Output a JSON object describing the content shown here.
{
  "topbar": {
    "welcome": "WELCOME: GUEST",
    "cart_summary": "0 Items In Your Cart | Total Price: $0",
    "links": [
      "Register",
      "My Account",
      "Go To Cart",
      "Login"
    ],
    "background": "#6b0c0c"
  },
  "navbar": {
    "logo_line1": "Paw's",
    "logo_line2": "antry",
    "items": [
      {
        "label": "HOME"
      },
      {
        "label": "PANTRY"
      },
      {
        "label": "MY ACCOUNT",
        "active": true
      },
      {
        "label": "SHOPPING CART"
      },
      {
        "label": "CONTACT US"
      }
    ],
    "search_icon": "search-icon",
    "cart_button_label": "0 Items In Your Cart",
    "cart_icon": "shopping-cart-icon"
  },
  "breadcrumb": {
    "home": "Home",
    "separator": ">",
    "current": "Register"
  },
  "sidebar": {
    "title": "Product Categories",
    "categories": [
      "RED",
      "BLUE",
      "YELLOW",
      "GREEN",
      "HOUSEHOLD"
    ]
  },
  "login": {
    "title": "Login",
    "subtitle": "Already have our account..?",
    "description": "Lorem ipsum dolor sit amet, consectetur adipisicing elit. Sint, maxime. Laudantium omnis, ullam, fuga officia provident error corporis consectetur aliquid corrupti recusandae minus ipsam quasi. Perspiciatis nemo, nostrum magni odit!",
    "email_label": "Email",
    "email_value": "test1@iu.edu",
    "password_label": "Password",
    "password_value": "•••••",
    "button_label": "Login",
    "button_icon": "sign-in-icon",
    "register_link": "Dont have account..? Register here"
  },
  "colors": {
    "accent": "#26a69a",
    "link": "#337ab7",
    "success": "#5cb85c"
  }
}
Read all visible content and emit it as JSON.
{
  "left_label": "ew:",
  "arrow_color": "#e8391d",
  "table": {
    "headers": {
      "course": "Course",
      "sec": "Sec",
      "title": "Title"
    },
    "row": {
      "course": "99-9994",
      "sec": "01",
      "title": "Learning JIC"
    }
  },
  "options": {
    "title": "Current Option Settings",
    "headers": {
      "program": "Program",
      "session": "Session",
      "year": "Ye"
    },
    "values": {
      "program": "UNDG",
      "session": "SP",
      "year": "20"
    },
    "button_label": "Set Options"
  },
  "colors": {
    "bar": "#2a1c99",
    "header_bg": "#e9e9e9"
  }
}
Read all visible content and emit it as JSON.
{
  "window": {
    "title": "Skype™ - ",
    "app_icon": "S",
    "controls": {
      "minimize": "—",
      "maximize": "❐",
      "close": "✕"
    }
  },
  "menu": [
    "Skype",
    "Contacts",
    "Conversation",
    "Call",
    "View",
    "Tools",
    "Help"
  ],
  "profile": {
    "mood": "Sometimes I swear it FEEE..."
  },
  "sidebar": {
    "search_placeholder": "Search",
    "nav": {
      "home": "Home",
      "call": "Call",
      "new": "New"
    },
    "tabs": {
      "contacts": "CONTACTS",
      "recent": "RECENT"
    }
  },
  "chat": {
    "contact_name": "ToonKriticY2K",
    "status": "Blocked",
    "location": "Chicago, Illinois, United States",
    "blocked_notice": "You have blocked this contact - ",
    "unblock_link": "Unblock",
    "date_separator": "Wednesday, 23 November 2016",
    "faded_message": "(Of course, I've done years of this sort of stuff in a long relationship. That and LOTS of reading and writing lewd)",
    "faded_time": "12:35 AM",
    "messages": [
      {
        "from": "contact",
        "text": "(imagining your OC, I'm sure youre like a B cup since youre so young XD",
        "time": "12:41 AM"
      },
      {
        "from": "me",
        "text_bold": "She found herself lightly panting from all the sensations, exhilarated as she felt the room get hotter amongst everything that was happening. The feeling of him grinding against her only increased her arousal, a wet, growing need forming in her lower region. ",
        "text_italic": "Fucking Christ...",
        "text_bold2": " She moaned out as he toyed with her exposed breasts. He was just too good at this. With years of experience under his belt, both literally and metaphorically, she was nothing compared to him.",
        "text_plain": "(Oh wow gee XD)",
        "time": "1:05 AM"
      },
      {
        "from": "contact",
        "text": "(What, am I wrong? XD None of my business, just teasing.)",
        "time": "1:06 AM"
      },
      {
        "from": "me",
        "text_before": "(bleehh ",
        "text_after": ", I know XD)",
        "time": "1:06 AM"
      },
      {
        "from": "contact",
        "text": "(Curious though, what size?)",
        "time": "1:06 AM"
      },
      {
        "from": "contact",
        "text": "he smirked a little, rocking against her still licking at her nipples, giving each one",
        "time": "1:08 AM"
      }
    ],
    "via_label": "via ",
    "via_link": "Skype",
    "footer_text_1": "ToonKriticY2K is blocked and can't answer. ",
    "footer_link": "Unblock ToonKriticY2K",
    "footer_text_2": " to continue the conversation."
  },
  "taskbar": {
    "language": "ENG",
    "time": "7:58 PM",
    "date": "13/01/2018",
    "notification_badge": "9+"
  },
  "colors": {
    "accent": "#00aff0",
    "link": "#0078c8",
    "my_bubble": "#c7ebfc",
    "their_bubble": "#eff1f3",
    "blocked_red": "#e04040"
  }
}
··········
=== INSTRUCTIONS FOR THE TASK ===
Quote the entire listing above exactly.

=== SOLUTION ===
Output a JSON object describing the content shown here.
{
  "topbar": {
    "welcome": "WELCOME: GUEST",
    "cart_summary": "0 Items In Your Cart | Total Price: $0",
    "links": [
      "Register",
      "My Account",
      "Go To Cart",
      "Login"
    ],
    "background": "#6b0c0c"
  },
  "navbar": {
    "logo_line1": "Paw's",
    "logo_line2": "antry",
    "items": [
      {
        "label": "HOME"
      },
      {
        "label": "PANTRY"
      },
      {
        "label": "MY ACCOUNT",
        "active": true
      },
      {
        "label": "SHOPPING CART"
      },
      {
        "label": "CONTACT US"
      }
    ],
    "search_icon": "search-icon",
    "cart_button_label": "0 Items In Your Cart",
    "cart_icon": "shopping-cart-icon"
  },
  "breadcrumb": {
    "home": "Home",
    "separator": ">",
    "current": "Register"
  },
  "sidebar": {
    "title": "Product Categories",
    "categories": [
      "RED",
      "BLUE",
      "YELLOW",
      "GREEN",
      "HOUSEHOLD"
    ]
  },
  "login": {
    "title": "Login",
    "subtitle": "Already have our account..?",
    "description": "Lorem ipsum dolor sit amet, consectetur adipisicing elit. Sint, maxime. Laudantium omnis, ullam, fuga officia provident error corporis consectetur aliquid corrupti recusandae minus ipsam quasi. Perspiciatis nemo, nostrum magni odit!",
    "email_label": "Email",
    "email_value": "test1@iu.edu",
    "password_label": "Password",
    "password_value": "•••••",
    "button_label": "Login",
    "button_icon": "sign-in-icon",
    "register_link": "Dont have account..? Register here"
  },
  "colors": {
    "accent": "#26a69a",
    "link": "#337ab7",
    "success": "#5cb85c"
  }
}
Read all visible content and emit it as JSON.
{
  "left_label": "ew:",
  "arrow_color": "#e8391d",
  "table": {
    "headers": {
      "course": "Course",
      "sec": "Sec",
      "title": "Title"
    },
    "row": {
      "course": "99-9994",
      "sec": "01",
      "title": "Learning JIC"
    }
  },
  "options": {
    "title": "Current Option Settings",
    "headers": {
      "program": "Program",
      "session": "Session",
      "year": "Ye"
    },
    "values": {
      "program": "UNDG",
      "session": "SP",
      "year": "20"
    },
    "button_label": "Set Options"
  },
  "colors": {
    "bar": "#2a1c99",
    "header_bg": "#e9e9e9"
  }
}
Read all visible content and emit it as JSON.
{
  "window": {
    "title": "Skype™ - ",
    "app_icon": "S",
    "controls": {
      "minimize": "—",
      "maximize": "❐",
      "close": "✕"
    }
  },
  "menu": [
    "Skype",
    "Contacts",
    "Conversation",
    "Call",
    "View",
    "Tools",
    "Help"
  ],
  "profile": {
    "mood": "Sometimes I swear it FEEE..."
  },
  "sidebar": {
    "search_placeholder": "Search",
    "nav": {
      "home": "Home",
      "call": "Call",
      "new": "New"
    },
    "tabs": {
      "contacts": "CONTACTS",
      "recent": "RECENT"
    }
  },
  "chat": {
    "contact_name": "ToonKriticY2K",
    "status": "Blocked",
    "location": "Chicago, Illinois, United States",
    "blocked_notice": "You have blocked this contact - ",
    "unblock_link": "Unblock",
    "date_separator": "Wednesday, 23 November 2016",
    "faded_message": "(Of course, I've done years of this sort of stuff in a long relationship. That and LOTS of reading and writing lewd)",
    "faded_time": "12:35 AM",
    "messages": [
      {
        "from": "contact",
        "text": "(imagining your OC, I'm sure youre like a B cup since youre so young XD",
        "time": "12:41 AM"
      },
      {
        "from": "me",
        "text_bold": "She found herself lightly panting from all the sensations, exhilarated as she felt the room get hotter amongst everything that was happening. The feeling of him grinding against her only increased her arousal, a wet, growing need forming in her lower region. ",
        "text_italic": "Fucking Christ...",
        "text_bold2": " She moaned out as he toyed with her exposed breasts. He was just too good at this. With years of experience under his belt, both literally and metaphorically, she was nothing compared to him.",
        "text_plain": "(Oh wow gee XD)",
        "time": "1:05 AM"
      },
      {
        "from": "contact",
        "text": "(What, am I wrong? XD None of my business, just teasing.)",
        "time": "1:06 AM"
      },
      {
        "from": "me",
        "text_before": "(bleehh ",
        "text_after": ", I know XD)",
        "time": "1:06 AM"
      },
      {
        "from": "contact",
        "text": "(Curious though, what size?)",
        "time": "1:06 AM"
      },
      {
        "from": "contact",
        "text": "he smirked a little, rocking against her still licking at her nipples, giving each one",
        "time": "1:08 AM"
      }
    ],
    "via_label": "via ",
    "via_link": "Skype",
    "footer_text_1": "ToonKriticY2K is blocked and can't answer. ",
    "footer_link": "Unblock ToonKriticY2K",
    "footer_text_2": " to continue the conversation."
  },
  "taskbar": {
    "language": "ENG",
    "time": "7:58 PM",
    "date": "13/01/2018",
    "notification_badge": "9+"
  },
  "colors": {
    "accent": "#00aff0",
    "link": "#0078c8",
    "my_bubble": "#c7ebfc",
    "their_bubble": "#eff1f3",
    "blocked_red": "#e04040"
  }
}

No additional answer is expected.